Wonach hat er sich hier strafbar gemacht?

TI

Timurso

13.6.2024, 22:41:06

Nach dem auch verlinkten zugrundeliegenden Urteil gem. § 114 I StGB.

TUBAT

TubaTheo

17.7.2024, 12:21:21

Wo genau im Prüfungsschema bringe ich denn den verkehrsfeindlichen Inneneingriff unter? Ich hätte jetzt den Eingriff bejaht (da T sein Auto gezielt zweckentfremdet hat) und erst im subjektiven Tatbestand den

Vorsatz

bezüglich der konkreten Gefahr verneint. Prüft man dann aber schon das subjektive Element im objektiven Tatbestand beim Eingriff oder teilt man das dann auf?

> [EXTRAHIERTE DATEN]:
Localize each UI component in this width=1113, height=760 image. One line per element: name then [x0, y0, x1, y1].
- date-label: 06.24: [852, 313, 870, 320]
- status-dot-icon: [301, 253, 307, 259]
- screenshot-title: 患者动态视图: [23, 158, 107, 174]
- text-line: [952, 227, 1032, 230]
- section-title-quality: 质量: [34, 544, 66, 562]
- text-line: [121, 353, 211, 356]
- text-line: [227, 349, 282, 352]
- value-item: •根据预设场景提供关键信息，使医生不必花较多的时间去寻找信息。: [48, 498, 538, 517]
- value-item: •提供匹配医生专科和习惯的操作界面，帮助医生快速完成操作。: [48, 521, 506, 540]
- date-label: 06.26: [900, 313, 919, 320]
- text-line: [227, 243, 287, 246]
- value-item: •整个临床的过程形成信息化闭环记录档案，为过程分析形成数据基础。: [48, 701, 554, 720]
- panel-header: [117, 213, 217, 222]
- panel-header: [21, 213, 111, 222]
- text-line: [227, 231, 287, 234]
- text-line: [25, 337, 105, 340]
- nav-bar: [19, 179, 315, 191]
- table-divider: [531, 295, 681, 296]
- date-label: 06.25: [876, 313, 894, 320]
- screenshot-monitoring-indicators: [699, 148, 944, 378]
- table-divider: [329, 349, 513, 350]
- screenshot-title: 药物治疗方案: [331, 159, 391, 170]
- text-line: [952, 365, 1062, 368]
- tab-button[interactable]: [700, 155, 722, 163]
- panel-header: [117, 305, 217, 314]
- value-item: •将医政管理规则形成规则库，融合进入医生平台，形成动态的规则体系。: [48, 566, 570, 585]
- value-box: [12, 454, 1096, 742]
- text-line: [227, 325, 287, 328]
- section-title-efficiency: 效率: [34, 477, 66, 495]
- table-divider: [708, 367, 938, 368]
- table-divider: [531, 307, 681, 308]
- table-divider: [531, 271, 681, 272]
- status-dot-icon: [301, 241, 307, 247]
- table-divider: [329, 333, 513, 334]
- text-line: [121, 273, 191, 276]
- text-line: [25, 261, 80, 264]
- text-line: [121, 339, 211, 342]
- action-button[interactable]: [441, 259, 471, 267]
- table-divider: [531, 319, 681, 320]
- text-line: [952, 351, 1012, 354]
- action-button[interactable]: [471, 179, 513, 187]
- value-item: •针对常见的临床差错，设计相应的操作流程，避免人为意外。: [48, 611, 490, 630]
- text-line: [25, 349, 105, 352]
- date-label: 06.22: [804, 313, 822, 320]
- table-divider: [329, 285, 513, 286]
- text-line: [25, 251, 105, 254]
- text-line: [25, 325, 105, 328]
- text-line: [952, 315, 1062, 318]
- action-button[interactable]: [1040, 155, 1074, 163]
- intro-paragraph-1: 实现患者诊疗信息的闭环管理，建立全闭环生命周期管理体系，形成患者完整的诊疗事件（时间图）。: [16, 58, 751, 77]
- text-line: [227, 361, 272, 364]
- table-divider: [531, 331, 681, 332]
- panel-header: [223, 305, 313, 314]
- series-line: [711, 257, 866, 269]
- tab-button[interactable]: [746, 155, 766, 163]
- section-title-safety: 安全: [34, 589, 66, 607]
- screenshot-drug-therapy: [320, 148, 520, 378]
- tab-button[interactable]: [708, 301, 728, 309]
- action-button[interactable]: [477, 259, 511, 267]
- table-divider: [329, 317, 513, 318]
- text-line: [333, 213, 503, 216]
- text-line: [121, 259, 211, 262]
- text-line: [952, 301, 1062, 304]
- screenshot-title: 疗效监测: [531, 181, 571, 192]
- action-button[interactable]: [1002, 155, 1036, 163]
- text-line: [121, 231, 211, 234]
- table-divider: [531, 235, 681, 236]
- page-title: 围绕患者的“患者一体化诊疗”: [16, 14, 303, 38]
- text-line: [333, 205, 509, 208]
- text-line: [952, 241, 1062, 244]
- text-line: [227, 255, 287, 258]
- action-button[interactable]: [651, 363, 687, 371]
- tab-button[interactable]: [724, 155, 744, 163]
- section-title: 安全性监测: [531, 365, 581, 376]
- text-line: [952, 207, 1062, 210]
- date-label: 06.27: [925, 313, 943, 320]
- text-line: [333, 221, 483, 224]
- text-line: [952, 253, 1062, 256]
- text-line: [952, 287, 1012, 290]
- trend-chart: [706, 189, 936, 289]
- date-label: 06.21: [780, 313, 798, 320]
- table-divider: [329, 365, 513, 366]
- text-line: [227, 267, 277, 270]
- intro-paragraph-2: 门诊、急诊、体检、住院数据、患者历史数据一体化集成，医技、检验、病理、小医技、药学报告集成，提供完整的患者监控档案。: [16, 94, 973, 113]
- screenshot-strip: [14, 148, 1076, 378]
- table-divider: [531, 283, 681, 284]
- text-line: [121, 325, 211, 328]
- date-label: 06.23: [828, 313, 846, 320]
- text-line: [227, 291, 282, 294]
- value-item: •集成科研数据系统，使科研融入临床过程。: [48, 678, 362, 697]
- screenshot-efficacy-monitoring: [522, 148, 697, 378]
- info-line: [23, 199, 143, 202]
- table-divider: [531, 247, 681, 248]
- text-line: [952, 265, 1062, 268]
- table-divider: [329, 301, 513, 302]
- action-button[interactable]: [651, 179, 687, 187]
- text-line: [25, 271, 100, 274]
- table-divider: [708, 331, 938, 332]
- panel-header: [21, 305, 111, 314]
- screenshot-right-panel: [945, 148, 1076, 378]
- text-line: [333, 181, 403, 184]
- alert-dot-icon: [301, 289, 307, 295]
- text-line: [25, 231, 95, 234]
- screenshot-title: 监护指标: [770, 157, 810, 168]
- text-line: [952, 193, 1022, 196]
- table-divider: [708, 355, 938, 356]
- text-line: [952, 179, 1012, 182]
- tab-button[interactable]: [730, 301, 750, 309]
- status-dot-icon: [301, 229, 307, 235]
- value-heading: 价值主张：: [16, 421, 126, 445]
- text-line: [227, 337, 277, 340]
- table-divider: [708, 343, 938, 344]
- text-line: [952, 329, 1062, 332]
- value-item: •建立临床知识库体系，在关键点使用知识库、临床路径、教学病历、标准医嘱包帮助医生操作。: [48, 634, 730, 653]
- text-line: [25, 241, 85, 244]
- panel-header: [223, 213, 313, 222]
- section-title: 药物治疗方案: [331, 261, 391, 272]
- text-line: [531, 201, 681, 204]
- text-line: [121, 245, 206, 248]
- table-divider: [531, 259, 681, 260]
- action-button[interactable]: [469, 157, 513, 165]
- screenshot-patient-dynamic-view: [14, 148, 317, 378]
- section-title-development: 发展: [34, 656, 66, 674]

> [AUFGABEN]:
a: Gib den Textauszug von „17.7.2024, 12:21:21“ bis „das dann auf?“ wieder und ersetze dabei „Auto“ durch „Fahrzeug“.
b: Fasse den Textauszug in zwei Sätzen zusammen.
Die Auflistung ist eigenständiges Material und gehört nicht zum Textauszug.

> [LÖSUNGEN]:
a:
17.7.2024, 12:21:21

Wo genau im Prüfungsschema bringe ich denn den verkehrsfeindlichen Inneneingriff unter? Ich hätte jetzt den Eingriff bejaht (da T sein Fahrzeug gezielt zweckentfremdet hat) und erst im subjektiven Tatbestand den

Vorsatz

bezüglich der konkreten Gefahr verneint. Prüft man dann aber schon das subjektive Element im objektiven Tatbestand beim Eingriff oder teilt man das dann auf?

b: Auf die Frage, wonach er sich strafbar gemacht hat, verweist Timurso auf das verlinkte zugrundeliegende Urteil und nennt § 114 I StGB. TubaTheo fragt, wo der verkehrsfeindliche Inneneingriff im Prüfungsschema unterzubringen ist, da er den Eingriff wegen der gezielten Zweckentfremdung des Autos durch T bejahen und erst im subjektiven Tatbestand den Vorsatz bezüglich der konkreten Gefahr verneinen würde, und will wissen, ob man das subjektive Element schon im objektiven Tatbestand beim Eingriff prüft oder aufteilt.